● **Goal of the exercise**
Check every line below for the word "Katka" and show those that hold it.

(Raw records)
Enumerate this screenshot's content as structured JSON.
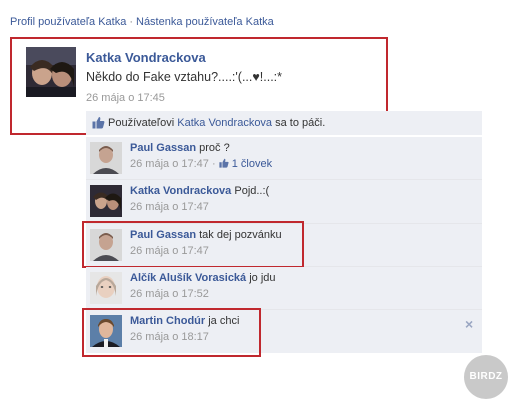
{
  "breadcrumb": {
    "profile": "Profil používateľa Katka",
    "separator": "·",
    "wall": "Nástenka používateľa Katka"
  },
  "post": {
    "author": "Katka Vondrackova",
    "text": "Někdo do Fake vztahu?....:'(...♥!...:*",
    "time": "26 mája o 17:45"
  },
  "likes": {
    "prefix": "Používateľovi",
    "name": "Katka Vondrackova",
    "suffix": "sa to páči."
  },
  "comments": [
    {
      "author": "Paul Gassan",
      "text": "proč ?",
      "time": "26 mája o 17:47",
      "sep": "·",
      "likes": "1 človek"
    },
    {
      "author": "Katka Vondrackova",
      "text": "Pojd..:(",
      "time": "26 mája o 17:47"
    },
    {
      "author": "Paul Gassan",
      "text": "tak dej pozvánku",
      "time": "26 mája o 17:47"
    },
    {
      "author": "Alčík Alušík Vorasická",
      "text": "jo jdu",
      "time": "26 mája o 17:52"
    },
    {
      "author": "Martin Chodúr",
      "text": "ja chci",
      "time": "26 mája o 18:17"
    }
  ],
  "close_icon": "×",
  "watermark": "BIRDZ",
  "colors": {
    "link": "#3b5998",
    "comment_bg": "#edeff4",
    "highlight_border": "#c0282e",
    "timestamp": "#999999"
  }
}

● **Answer to the task**
    "profile": "Profil používateľa Katka",
    "wall": "Nástenka používateľa Katka"
    "author": "Katka Vondrackova",
    "name": "Katka Vondrackova",
      "author": "Katka Vondrackova",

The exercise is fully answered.